**What you are asked to do**
Search the data below for the string "from". Extract every line that contains it.

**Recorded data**
+-------+

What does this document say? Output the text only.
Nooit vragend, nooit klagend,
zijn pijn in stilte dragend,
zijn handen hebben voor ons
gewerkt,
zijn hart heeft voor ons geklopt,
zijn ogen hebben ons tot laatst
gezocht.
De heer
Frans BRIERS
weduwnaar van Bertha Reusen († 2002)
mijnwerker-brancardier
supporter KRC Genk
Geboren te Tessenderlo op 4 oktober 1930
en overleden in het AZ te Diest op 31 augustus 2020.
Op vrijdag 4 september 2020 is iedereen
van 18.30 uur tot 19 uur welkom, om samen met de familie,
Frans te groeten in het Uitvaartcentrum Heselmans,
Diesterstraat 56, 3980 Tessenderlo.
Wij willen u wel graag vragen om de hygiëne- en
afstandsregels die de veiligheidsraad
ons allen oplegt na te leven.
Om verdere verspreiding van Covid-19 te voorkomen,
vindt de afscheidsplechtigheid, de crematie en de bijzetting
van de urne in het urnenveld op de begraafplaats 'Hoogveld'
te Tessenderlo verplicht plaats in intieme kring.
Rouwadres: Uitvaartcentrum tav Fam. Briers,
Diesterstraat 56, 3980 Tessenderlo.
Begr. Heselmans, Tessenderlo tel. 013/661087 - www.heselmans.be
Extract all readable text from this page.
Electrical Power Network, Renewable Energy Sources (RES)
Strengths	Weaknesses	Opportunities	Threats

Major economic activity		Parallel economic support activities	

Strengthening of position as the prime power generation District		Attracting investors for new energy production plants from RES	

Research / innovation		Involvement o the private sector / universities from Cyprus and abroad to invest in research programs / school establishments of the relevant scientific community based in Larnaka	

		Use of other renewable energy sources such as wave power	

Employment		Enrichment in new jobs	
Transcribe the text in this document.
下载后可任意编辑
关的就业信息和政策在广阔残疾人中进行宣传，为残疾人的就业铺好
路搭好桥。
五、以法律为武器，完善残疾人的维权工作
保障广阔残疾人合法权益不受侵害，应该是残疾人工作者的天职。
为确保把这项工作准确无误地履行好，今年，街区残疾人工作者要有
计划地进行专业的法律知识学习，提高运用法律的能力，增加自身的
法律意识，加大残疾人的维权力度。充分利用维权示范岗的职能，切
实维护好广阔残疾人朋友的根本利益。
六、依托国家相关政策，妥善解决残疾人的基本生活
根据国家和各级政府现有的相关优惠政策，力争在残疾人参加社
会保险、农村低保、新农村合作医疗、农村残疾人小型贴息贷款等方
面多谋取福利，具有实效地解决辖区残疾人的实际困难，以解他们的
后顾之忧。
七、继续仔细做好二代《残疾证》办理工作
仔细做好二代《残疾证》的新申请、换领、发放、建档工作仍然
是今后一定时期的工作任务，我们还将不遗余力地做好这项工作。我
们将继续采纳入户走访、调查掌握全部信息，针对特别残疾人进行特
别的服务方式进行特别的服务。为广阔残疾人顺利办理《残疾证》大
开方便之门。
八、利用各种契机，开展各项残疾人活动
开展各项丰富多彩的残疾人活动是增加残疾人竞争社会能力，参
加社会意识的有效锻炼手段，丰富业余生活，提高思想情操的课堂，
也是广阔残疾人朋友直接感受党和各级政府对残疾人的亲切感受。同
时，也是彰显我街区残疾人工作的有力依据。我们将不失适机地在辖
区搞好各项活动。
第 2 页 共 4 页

+-------+

**Answer to the task**
Extract all readable text from this page.
Strengthening of position as the prime power generation District		Attracting investors for new energy production plants from RES	
Research / innovation		Involvement o the private sector / universities from Cyprus and abroad to invest in research programs / school establishments of the relevant scientific community based in Larnaka	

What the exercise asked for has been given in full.